> _TASK TO CARRY OUT_
As you print the data below, keep every line exactly as it is and leave the images behind.

> _DATA TO PROCESS_
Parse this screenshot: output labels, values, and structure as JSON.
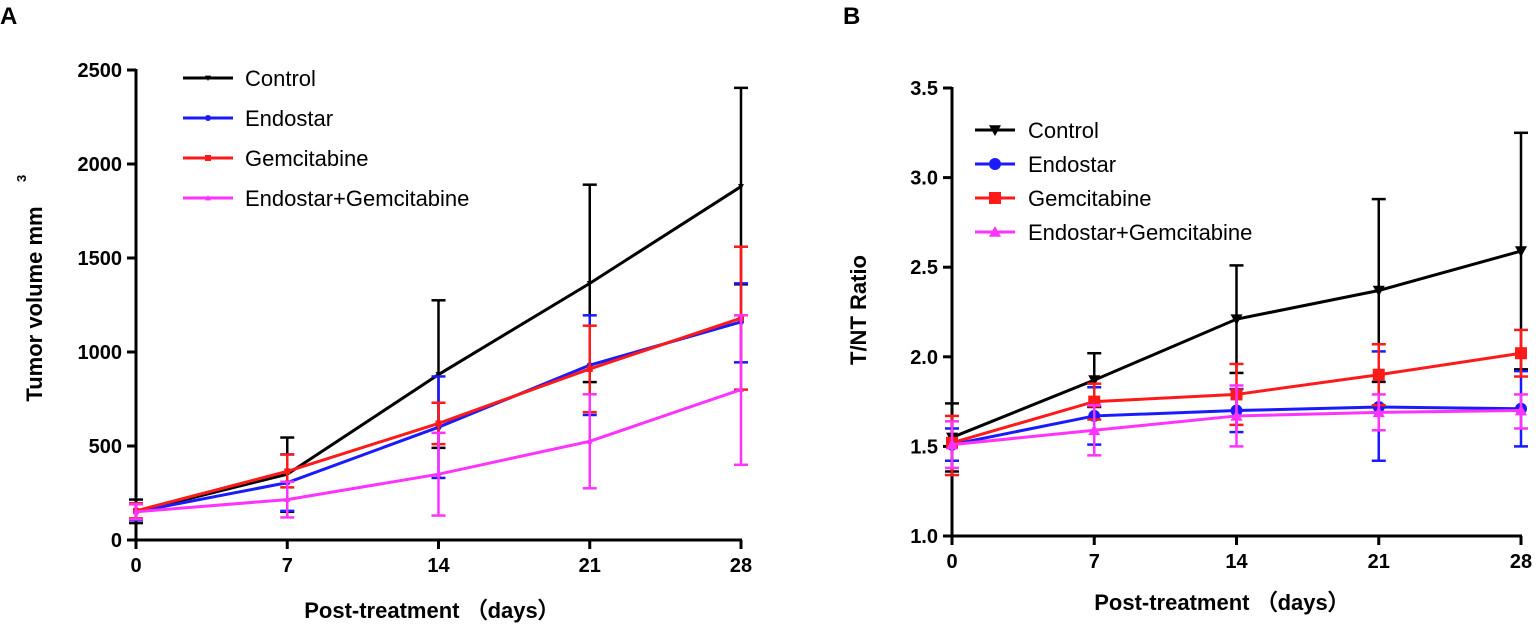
{
  "chart_data": [
    {
      "panel": "A",
      "type": "line",
      "xlabel": "Post-treatment （days）",
      "ylabel": "Tumor volume mm",
      "ylabel_superscript": "3",
      "x": [
        0,
        7,
        14,
        21,
        28
      ],
      "x_ticks": [
        "0",
        "7",
        "14",
        "21",
        "28"
      ],
      "xlim": [
        0,
        28
      ],
      "ylim": [
        0,
        2500
      ],
      "y_ticks": [
        "0",
        "500",
        "1000",
        "1500",
        "2000",
        "2500"
      ],
      "y_tick_values": [
        0,
        500,
        1000,
        1500,
        2000,
        2500
      ],
      "legend_position": "top-left",
      "series": [
        {
          "name": "Control",
          "color": "#000000",
          "marker": "triangle-down",
          "values": [
            150,
            350,
            880,
            1365,
            1880
          ],
          "err_upper": [
            215,
            545,
            1275,
            1890,
            2405
          ],
          "err_lower": [
            90,
            150,
            490,
            840,
            1360
          ]
        },
        {
          "name": "Endostar",
          "color": "#1a1aff",
          "marker": "circle",
          "values": [
            150,
            305,
            600,
            930,
            1160
          ],
          "err_upper": [
            195,
            455,
            870,
            1195,
            1365
          ],
          "err_lower": [
            105,
            155,
            330,
            665,
            945
          ]
        },
        {
          "name": "Gemcitabine",
          "color": "#ff1a1a",
          "marker": "square",
          "values": [
            155,
            365,
            620,
            910,
            1180
          ],
          "err_upper": [
            195,
            455,
            730,
            1140,
            1560
          ],
          "err_lower": [
            115,
            280,
            510,
            680,
            800
          ]
        },
        {
          "name": "Endostar+Gemcitabine",
          "color": "#ff33ff",
          "marker": "triangle-up",
          "values": [
            150,
            215,
            350,
            525,
            800
          ],
          "err_upper": [
            190,
            310,
            570,
            775,
            1195
          ],
          "err_lower": [
            110,
            120,
            130,
            275,
            400
          ]
        }
      ]
    },
    {
      "panel": "B",
      "type": "line",
      "xlabel": "Post-treatment （days）",
      "ylabel": "T/NT Ratio",
      "x": [
        0,
        7,
        14,
        21,
        28
      ],
      "x_ticks": [
        "0",
        "7",
        "14",
        "21",
        "28"
      ],
      "xlim": [
        0,
        28
      ],
      "ylim": [
        1.0,
        3.5
      ],
      "y_ticks": [
        "1.0",
        "1.5",
        "2.0",
        "2.5",
        "3.0",
        "3.5"
      ],
      "y_tick_values": [
        1.0,
        1.5,
        2.0,
        2.5,
        3.0,
        3.5
      ],
      "legend_position": "top-left",
      "series": [
        {
          "name": "Control",
          "color": "#000000",
          "marker": "triangle-down",
          "values": [
            1.55,
            1.87,
            2.21,
            2.37,
            2.59
          ],
          "err_upper": [
            1.74,
            2.02,
            2.51,
            2.88,
            3.25
          ],
          "err_lower": [
            1.36,
            1.72,
            1.91,
            1.86,
            1.93
          ]
        },
        {
          "name": "Endostar",
          "color": "#1a1aff",
          "marker": "circle",
          "values": [
            1.51,
            1.67,
            1.7,
            1.72,
            1.71
          ],
          "err_upper": [
            1.6,
            1.83,
            1.82,
            2.03,
            1.92
          ],
          "err_lower": [
            1.42,
            1.51,
            1.58,
            1.42,
            1.5
          ]
        },
        {
          "name": "Gemcitabine",
          "color": "#ff1a1a",
          "marker": "square",
          "values": [
            1.52,
            1.75,
            1.79,
            1.9,
            2.02
          ],
          "err_upper": [
            1.67,
            1.85,
            1.96,
            2.07,
            2.15
          ],
          "err_lower": [
            1.34,
            1.65,
            1.62,
            1.73,
            1.89
          ]
        },
        {
          "name": "Endostar+Gemcitabine",
          "color": "#ff33ff",
          "marker": "triangle-up",
          "values": [
            1.51,
            1.59,
            1.67,
            1.69,
            1.7
          ],
          "err_upper": [
            1.64,
            1.73,
            1.84,
            1.79,
            1.79
          ],
          "err_lower": [
            1.38,
            1.45,
            1.5,
            1.59,
            1.6
          ]
        }
      ]
    }
  ]
}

> _EXERCISE SOLUTION_
Parse this screenshot: output labels, values, and structure as JSON.
{
  "chart_data": [
    {
      "panel": "A",
      "type": "line",
      "xlabel": "Post-treatment （days）",
      "ylabel": "Tumor volume mm",
      "ylabel_superscript": "3",
      "x": [
        0,
        7,
        14,
        21,
        28
      ],
      "x_ticks": [
        "0",
        "7",
        "14",
        "21",
        "28"
      ],
      "xlim": [
        0,
        28
      ],
      "ylim": [
        0,
        2500
      ],
      "y_ticks": [
        "0",
        "500",
        "1000",
        "1500",
        "2000",
        "2500"
      ],
      "y_tick_values": [
        0,
        500,
        1000,
        1500,
        2000,
        2500
      ],
      "legend_position": "top-left",
      "series": [
        {
          "name": "Control",
          "color": "#000000",
          "marker": "triangle-down",
          "values": [
            150,
            350,
            880,
            1365,
            1880
          ],
          "err_upper": [
            215,
            545,
            1275,
            1890,
            2405
          ],
          "err_lower": [
            90,
            150,
            490,
            840,
            1360
          ]
        },
        {
          "name": "Endostar",
          "color": "#1a1aff",
          "marker": "circle",
          "values": [
            150,
            305,
            600,
            930,
            1160
          ],
          "err_upper": [
            195,
            455,
            870,
            1195,
            1365
          ],
          "err_lower": [
            105,
            155,
            330,
            665,
            945
          ]
        },
        {
          "name": "Gemcitabine",
          "color": "#ff1a1a",
          "marker": "square",
          "values": [
            155,
            365,
            620,
            910,
            1180
          ],
          "err_upper": [
            195,
            455,
            730,
            1140,
            1560
          ],
          "err_lower": [
            115,
            280,
            510,
            680,
            800
          ]
        },
        {
          "name": "Endostar+Gemcitabine",
          "color": "#ff33ff",
          "marker": "triangle-up",
          "values": [
            150,
            215,
            350,
            525,
            800
          ],
          "err_upper": [
            190,
            310,
            570,
            775,
            1195
          ],
          "err_lower": [
            110,
            120,
            130,
            275,
            400
          ]
        }
      ]
    },
    {
      "panel": "B",
      "type": "line",
      "xlabel": "Post-treatment （days）",
      "ylabel": "T/NT Ratio",
      "x": [
        0,
        7,
        14,
        21,
        28
      ],
      "x_ticks": [
        "0",
        "7",
        "14",
        "21",
        "28"
      ],
      "xlim": [
        0,
        28
      ],
      "ylim": [
        1.0,
        3.5
      ],
      "y_ticks": [
        "1.0",
        "1.5",
        "2.0",
        "2.5",
        "3.0",
        "3.5"
      ],
      "y_tick_values": [
        1.0,
        1.5,
        2.0,
        2.5,
        3.0,
        3.5
      ],
      "legend_position": "top-left",
      "series": [
        {
          "name": "Control",
          "color": "#000000",
          "marker": "triangle-down",
          "values": [
            1.55,
            1.87,
            2.21,
            2.37,
            2.59
          ],
          "err_upper": [
            1.74,
            2.02,
            2.51,
            2.88,
            3.25
          ],
          "err_lower": [
            1.36,
            1.72,
            1.91,
            1.86,
            1.93
          ]
        },
        {
          "name": "Endostar",
          "color": "#1a1aff",
          "marker": "circle",
          "values": [
            1.51,
            1.67,
            1.7,
            1.72,
            1.71
          ],
          "err_upper": [
            1.6,
            1.83,
            1.82,
            2.03,
            1.92
          ],
          "err_lower": [
            1.42,
            1.51,
            1.58,
            1.42,
            1.5
          ]
        },
        {
          "name": "Gemcitabine",
          "color": "#ff1a1a",
          "marker": "square",
          "values": [
            1.52,
            1.75,
            1.79,
            1.9,
            2.02
          ],
          "err_upper": [
            1.67,
            1.85,
            1.96,
            2.07,
            2.15
          ],
          "err_lower": [
            1.34,
            1.65,
            1.62,
            1.73,
            1.89
          ]
        },
        {
          "name": "Endostar+Gemcitabine",
          "color": "#ff33ff",
          "marker": "triangle-up",
          "values": [
            1.51,
            1.59,
            1.67,
            1.69,
            1.7
          ],
          "err_upper": [
            1.64,
            1.73,
            1.84,
            1.79,
            1.79
          ],
          "err_lower": [
            1.38,
            1.45,
            1.5,
            1.59,
            1.6
          ]
        }
      ]
    }
  ]
}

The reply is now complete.